**EXERCISE AIM**
Leave the pictures aside and write out exactly every line from the one containing "Output a JSON" through the last line.

[Start of MATERIALS PROVIDED]

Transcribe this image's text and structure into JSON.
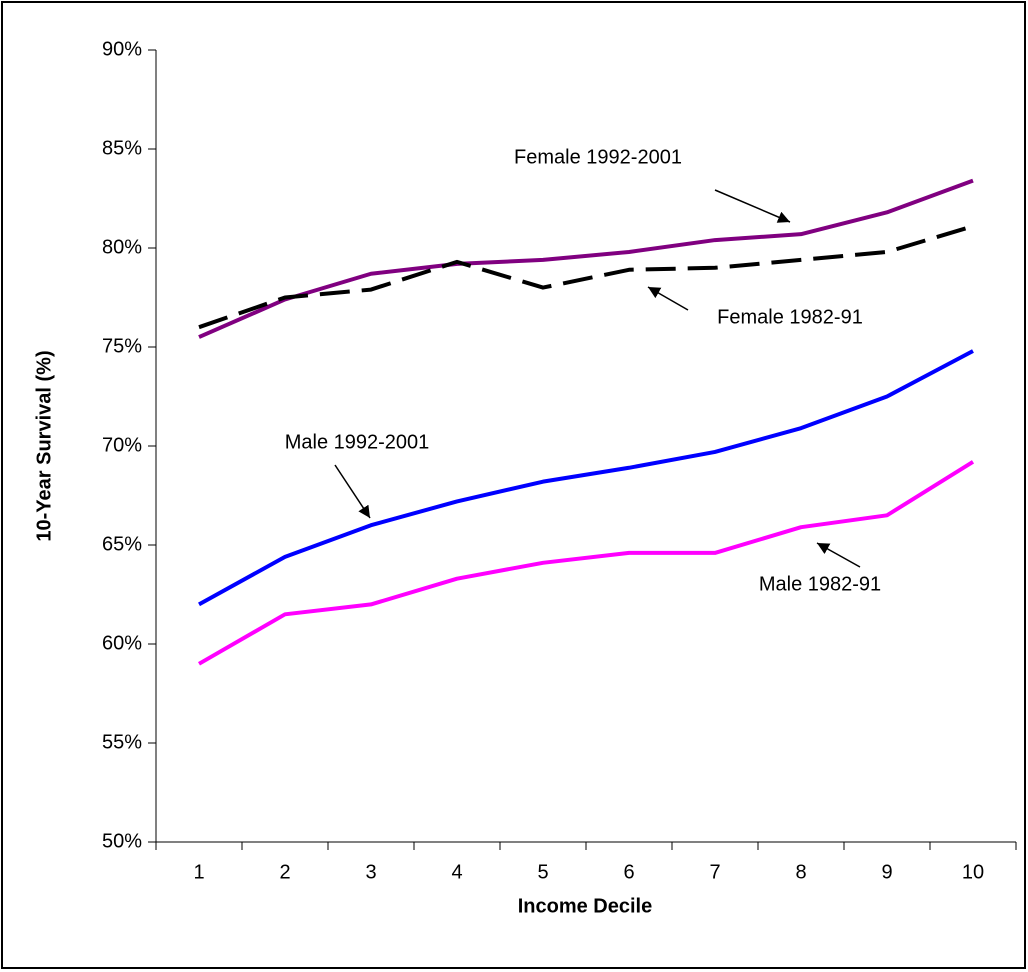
{
  "chart_data": {
    "type": "line",
    "xlabel": "Income Decile",
    "ylabel": "10-Year Survival (%)",
    "categories": [
      "1",
      "2",
      "3",
      "4",
      "5",
      "6",
      "7",
      "8",
      "9",
      "10"
    ],
    "ylim": [
      50,
      90
    ],
    "yticks": [
      {
        "value": 50,
        "label": "50%"
      },
      {
        "value": 55,
        "label": "55%"
      },
      {
        "value": 60,
        "label": "60%"
      },
      {
        "value": 65,
        "label": "65%"
      },
      {
        "value": 70,
        "label": "70%"
      },
      {
        "value": 75,
        "label": "75%"
      },
      {
        "value": 80,
        "label": "80%"
      },
      {
        "value": 85,
        "label": "85%"
      },
      {
        "value": 90,
        "label": "90%"
      }
    ],
    "series": [
      {
        "name": "Female 1992-2001",
        "color": "#800080",
        "dashed": false,
        "values": [
          75.5,
          77.4,
          78.7,
          79.2,
          79.4,
          79.8,
          80.4,
          80.7,
          81.8,
          83.4
        ]
      },
      {
        "name": "Female 1982-91",
        "color": "#000000",
        "dashed": true,
        "values": [
          76.0,
          77.5,
          77.9,
          79.3,
          78.0,
          78.9,
          79.0,
          79.4,
          79.8,
          81.1
        ]
      },
      {
        "name": "Male 1992-2001",
        "color": "#0000ff",
        "dashed": false,
        "values": [
          62.0,
          64.4,
          66.0,
          67.2,
          68.2,
          68.9,
          69.7,
          70.9,
          72.5,
          74.8
        ]
      },
      {
        "name": "Male 1982-91",
        "color": "#ff00ff",
        "dashed": false,
        "values": [
          59.0,
          61.5,
          62.0,
          63.3,
          64.1,
          64.6,
          64.6,
          65.9,
          66.5,
          69.2
        ]
      }
    ]
  }
}
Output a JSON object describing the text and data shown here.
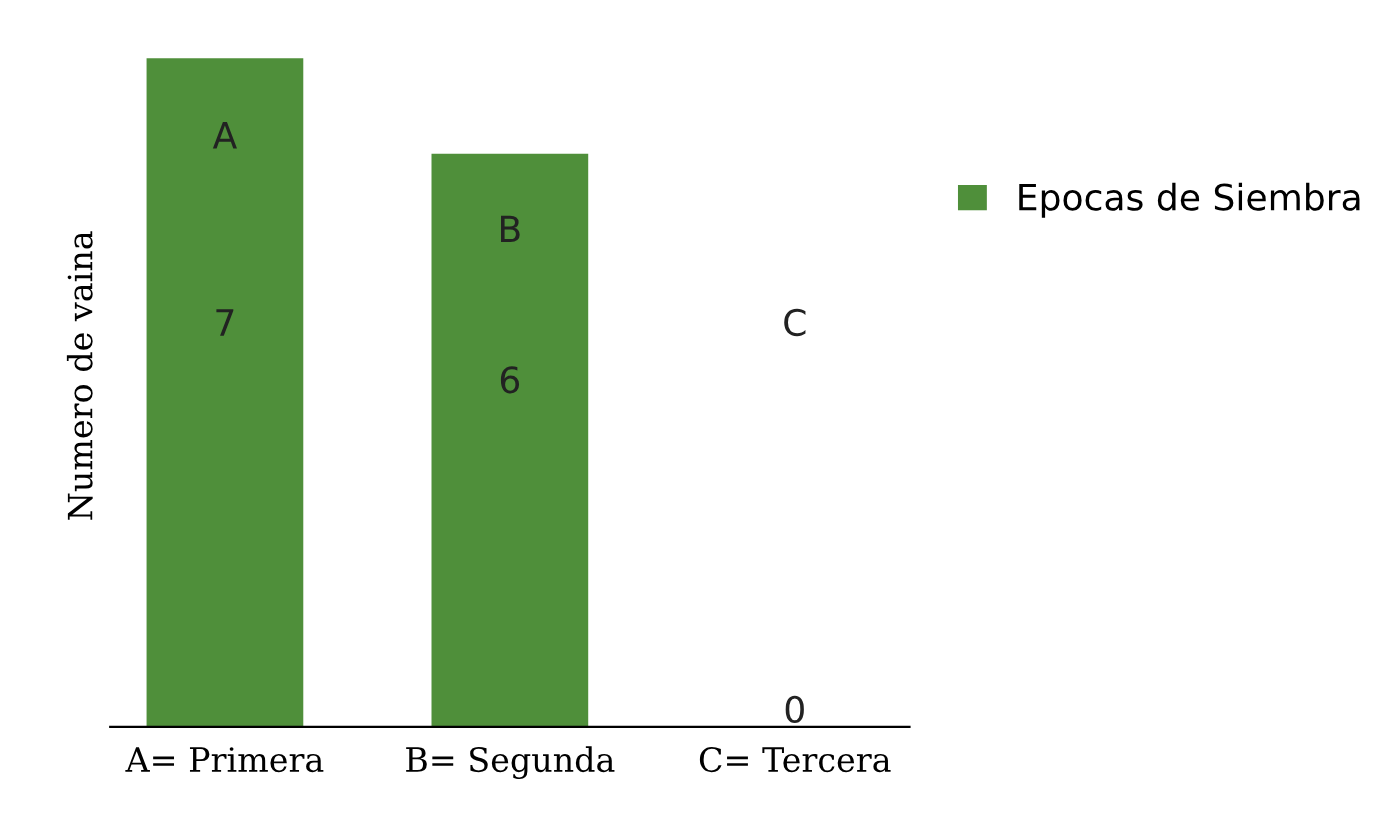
{
  "chart_data": {
    "type": "bar",
    "ylabel": "Numero de vaina",
    "categories": [
      "A= Primera",
      "B= Segunda",
      "C= Tercera"
    ],
    "series": [
      {
        "name": "Epocas de Siembra",
        "color": "#4f8f3a",
        "values": [
          7,
          6,
          0
        ]
      }
    ],
    "data_labels": true,
    "tick_labels": "x",
    "legend": "right",
    "grid": false,
    "annotations": [
      "A",
      "B",
      "C"
    ]
  }
}
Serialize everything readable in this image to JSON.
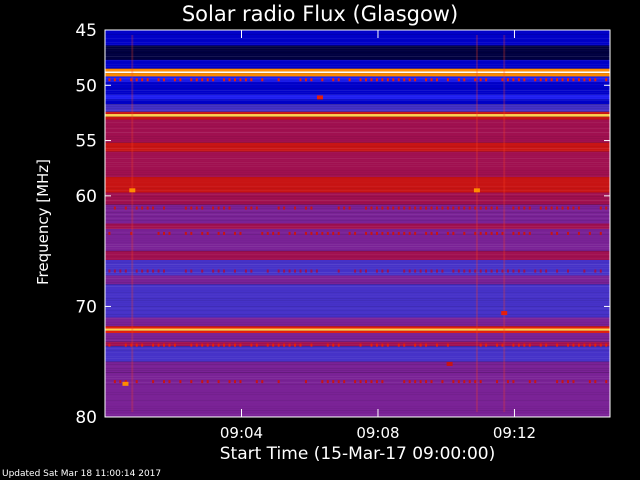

[End of MATERIALS PROVIDED]

**TASK ANSWER**
Output a JSON object describing the text and data shown here.
{
  "chart_data": {
    "type": "bar",
    "ylabel": "Numero de vaina",
    "categories": [
      "A= Primera",
      "B= Segunda",
      "C= Tercera"
    ],
    "series": [
      {
        "name": "Epocas de Siembra",
        "color": "#4f8f3a",
        "values": [
          7,
          6,
          0
        ]
      }
    ],
    "data_labels": true,
    "tick_labels": "x",
    "legend": "right",
    "grid": false,
    "annotations": [
      "A",
      "B",
      "C"
    ]
  }
}
Serialize everything readable in this image to JSON.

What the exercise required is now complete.